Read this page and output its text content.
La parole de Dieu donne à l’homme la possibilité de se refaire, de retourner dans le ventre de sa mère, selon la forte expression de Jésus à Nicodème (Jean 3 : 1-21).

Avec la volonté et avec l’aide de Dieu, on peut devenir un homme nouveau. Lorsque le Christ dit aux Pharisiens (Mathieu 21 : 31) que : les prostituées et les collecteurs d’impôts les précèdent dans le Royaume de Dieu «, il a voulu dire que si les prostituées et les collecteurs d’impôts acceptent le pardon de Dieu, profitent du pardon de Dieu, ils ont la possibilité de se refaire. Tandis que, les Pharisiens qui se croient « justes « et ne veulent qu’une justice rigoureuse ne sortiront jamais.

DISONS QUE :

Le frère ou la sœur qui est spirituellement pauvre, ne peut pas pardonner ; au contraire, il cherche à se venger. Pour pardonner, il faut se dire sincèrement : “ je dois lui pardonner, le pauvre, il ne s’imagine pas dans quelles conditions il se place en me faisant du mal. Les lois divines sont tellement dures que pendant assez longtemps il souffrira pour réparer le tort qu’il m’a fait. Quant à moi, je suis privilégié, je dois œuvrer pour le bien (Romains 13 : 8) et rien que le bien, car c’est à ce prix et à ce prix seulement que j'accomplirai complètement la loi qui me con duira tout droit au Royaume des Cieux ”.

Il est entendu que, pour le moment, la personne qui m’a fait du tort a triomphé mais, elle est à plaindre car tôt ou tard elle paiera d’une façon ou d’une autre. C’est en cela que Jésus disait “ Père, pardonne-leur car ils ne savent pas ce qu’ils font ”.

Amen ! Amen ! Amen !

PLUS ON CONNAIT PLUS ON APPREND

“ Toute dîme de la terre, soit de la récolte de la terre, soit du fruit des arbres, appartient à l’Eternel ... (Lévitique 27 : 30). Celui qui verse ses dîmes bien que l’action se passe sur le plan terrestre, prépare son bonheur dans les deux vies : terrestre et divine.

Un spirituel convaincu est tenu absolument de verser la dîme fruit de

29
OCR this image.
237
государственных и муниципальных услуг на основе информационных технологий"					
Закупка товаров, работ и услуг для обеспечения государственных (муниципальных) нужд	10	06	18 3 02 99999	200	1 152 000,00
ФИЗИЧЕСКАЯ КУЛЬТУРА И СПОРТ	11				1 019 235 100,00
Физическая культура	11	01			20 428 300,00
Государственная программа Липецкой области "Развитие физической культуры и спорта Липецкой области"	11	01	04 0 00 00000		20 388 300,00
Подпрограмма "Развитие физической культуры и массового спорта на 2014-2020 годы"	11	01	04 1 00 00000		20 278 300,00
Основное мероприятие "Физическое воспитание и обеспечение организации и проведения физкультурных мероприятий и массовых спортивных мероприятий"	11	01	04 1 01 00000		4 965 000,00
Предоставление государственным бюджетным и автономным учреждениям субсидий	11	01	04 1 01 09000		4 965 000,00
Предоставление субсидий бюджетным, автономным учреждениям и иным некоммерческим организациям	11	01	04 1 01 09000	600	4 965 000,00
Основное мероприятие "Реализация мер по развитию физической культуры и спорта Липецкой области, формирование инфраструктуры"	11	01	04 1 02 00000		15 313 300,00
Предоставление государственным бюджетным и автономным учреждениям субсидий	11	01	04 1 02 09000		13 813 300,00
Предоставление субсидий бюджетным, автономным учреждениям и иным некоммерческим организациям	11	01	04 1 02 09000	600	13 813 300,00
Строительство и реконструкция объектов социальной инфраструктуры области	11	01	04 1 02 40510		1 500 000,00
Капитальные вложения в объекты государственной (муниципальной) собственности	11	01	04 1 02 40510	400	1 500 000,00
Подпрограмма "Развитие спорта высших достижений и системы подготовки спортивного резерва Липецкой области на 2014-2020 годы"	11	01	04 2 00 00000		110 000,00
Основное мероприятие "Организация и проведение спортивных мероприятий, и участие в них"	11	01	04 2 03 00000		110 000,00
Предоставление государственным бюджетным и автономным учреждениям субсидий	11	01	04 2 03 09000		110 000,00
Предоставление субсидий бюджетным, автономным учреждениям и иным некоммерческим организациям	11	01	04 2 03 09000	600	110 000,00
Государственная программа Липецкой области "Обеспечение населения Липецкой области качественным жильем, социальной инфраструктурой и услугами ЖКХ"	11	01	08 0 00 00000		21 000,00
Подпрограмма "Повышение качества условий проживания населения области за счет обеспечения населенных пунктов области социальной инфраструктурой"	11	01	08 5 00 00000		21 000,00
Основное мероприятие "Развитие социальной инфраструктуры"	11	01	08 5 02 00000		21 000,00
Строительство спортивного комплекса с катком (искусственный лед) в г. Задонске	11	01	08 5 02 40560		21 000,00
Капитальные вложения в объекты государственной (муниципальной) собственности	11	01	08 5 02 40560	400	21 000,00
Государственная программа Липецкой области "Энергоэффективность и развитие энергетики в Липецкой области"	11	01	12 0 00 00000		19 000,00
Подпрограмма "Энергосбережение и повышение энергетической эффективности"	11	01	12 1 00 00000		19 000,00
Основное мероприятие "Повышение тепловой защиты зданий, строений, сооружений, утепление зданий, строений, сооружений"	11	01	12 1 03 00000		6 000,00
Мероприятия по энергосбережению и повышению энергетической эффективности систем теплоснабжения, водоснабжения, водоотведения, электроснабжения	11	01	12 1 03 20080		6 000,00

§ **STATED EXERCISE**: Reproduce all data above, unchanged.

§ **EXERCISE ANSWER**:
Read this page and output its text content.
La parole de Dieu donne à l’homme la possibilité de se refaire, de retourner dans le ventre de sa mère, selon la forte expression de Jésus à Nicodème (Jean 3 : 1-21).

Avec la volonté et avec l’aide de Dieu, on peut devenir un homme nouveau. Lorsque le Christ dit aux Pharisiens (Mathieu 21 : 31) que : les prostituées et les collecteurs d’impôts les précèdent dans le Royaume de Dieu «, il a voulu dire que si les prostituées et les collecteurs d’impôts acceptent le pardon de Dieu, profitent du pardon de Dieu, ils ont la possibilité de se refaire. Tandis que, les Pharisiens qui se croient « justes « et ne veulent qu’une justice rigoureuse ne sortiront jamais.

DISONS QUE :

Le frère ou la sœur qui est spirituellement pauvre, ne peut pas pardonner ; au contraire, il cherche à se venger. Pour pardonner, il faut se dire sincèrement : “ je dois lui pardonner, le pauvre, il ne s’imagine pas dans quelles conditions il se place en me faisant du mal. Les lois divines sont tellement dures que pendant assez longtemps il souffrira pour réparer le tort qu’il m’a fait. Quant à moi, je suis privilégié, je dois œuvrer pour le bien (Romains 13 : 8) et rien que le bien, car c’est à ce prix et à ce prix seulement que j'accomplirai complètement la loi qui me con duira tout droit au Royaume des Cieux ”.

Il est entendu que, pour le moment, la personne qui m’a fait du tort a triomphé mais, elle est à plaindre car tôt ou tard elle paiera d’une façon ou d’une autre. C’est en cela que Jésus disait “ Père, pardonne-leur car ils ne savent pas ce qu’ils font ”.

Amen ! Amen ! Amen !

PLUS ON CONNAIT PLUS ON APPREND

“ Toute dîme de la terre, soit de la récolte de la terre, soit du fruit des arbres, appartient à l’Eternel ... (Lévitique 27 : 30). Celui qui verse ses dîmes bien que l’action se passe sur le plan terrestre, prépare son bonheur dans les deux vies : terrestre et divine.

Un spirituel convaincu est tenu absolument de verser la dîme fruit de

29
OCR this image.
237
государственных и муниципальных услуг на основе информационных технологий"					
Закупка товаров, работ и услуг для обеспечения государственных (муниципальных) нужд	10	06	18 3 02 99999	200	1 152 000,00
ФИЗИЧЕСКАЯ КУЛЬТУРА И СПОРТ	11				1 019 235 100,00
Физическая культура	11	01			20 428 300,00
Государственная программа Липецкой области "Развитие физической культуры и спорта Липецкой области"	11	01	04 0 00 00000		20 388 300,00
Подпрограмма "Развитие физической культуры и массового спорта на 2014-2020 годы"	11	01	04 1 00 00000		20 278 300,00
Основное мероприятие "Физическое воспитание и обеспечение организации и проведения физкультурных мероприятий и массовых спортивных мероприятий"	11	01	04 1 01 00000		4 965 000,00
Предоставление государственным бюджетным и автономным учреждениям субсидий	11	01	04 1 01 09000		4 965 000,00
Предоставление субсидий бюджетным, автономным учреждениям и иным некоммерческим организациям	11	01	04 1 01 09000	600	4 965 000,00
Основное мероприятие "Реализация мер по развитию физической культуры и спорта Липецкой области, формирование инфраструктуры"	11	01	04 1 02 00000		15 313 300,00
Предоставление государственным бюджетным и автономным учреждениям субсидий	11	01	04 1 02 09000		13 813 300,00
Предоставление субсидий бюджетным, автономным учреждениям и иным некоммерческим организациям	11	01	04 1 02 09000	600	13 813 300,00
Строительство и реконструкция объектов социальной инфраструктуры области	11	01	04 1 02 40510		1 500 000,00
Капитальные вложения в объекты государственной (муниципальной) собственности	11	01	04 1 02 40510	400	1 500 000,00
Подпрограмма "Развитие спорта высших достижений и системы подготовки спортивного резерва Липецкой области на 2014-2020 годы"	11	01	04 2 00 00000		110 000,00
Основное мероприятие "Организация и проведение спортивных мероприятий, и участие в них"	11	01	04 2 03 00000		110 000,00
Предоставление государственным бюджетным и автономным учреждениям субсидий	11	01	04 2 03 09000		110 000,00
Предоставление субсидий бюджетным, автономным учреждениям и иным некоммерческим организациям	11	01	04 2 03 09000	600	110 000,00
Государственная программа Липецкой области "Обеспечение населения Липецкой области качественным жильем, социальной инфраструктурой и услугами ЖКХ"	11	01	08 0 00 00000		21 000,00
Подпрограмма "Повышение качества условий проживания населения области за счет обеспечения населенных пунктов области социальной инфраструктурой"	11	01	08 5 00 00000		21 000,00
Основное мероприятие "Развитие социальной инфраструктуры"	11	01	08 5 02 00000		21 000,00
Строительство спортивного комплекса с катком (искусственный лед) в г. Задонске	11	01	08 5 02 40560		21 000,00
Капитальные вложения в объекты государственной (муниципальной) собственности	11	01	08 5 02 40560	400	21 000,00
Государственная программа Липецкой области "Энергоэффективность и развитие энергетики в Липецкой области"	11	01	12 0 00 00000		19 000,00
Подпрограмма "Энергосбережение и повышение энергетической эффективности"	11	01	12 1 00 00000		19 000,00
Основное мероприятие "Повышение тепловой защиты зданий, строений, сооружений, утепление зданий, строений, сооружений"	11	01	12 1 03 00000		6 000,00
Мероприятия по энергосбережению и повышению энергетической эффективности систем теплоснабжения, водоснабжения, водоотведения, электроснабжения	11	01	12 1 03 20080		6 000,00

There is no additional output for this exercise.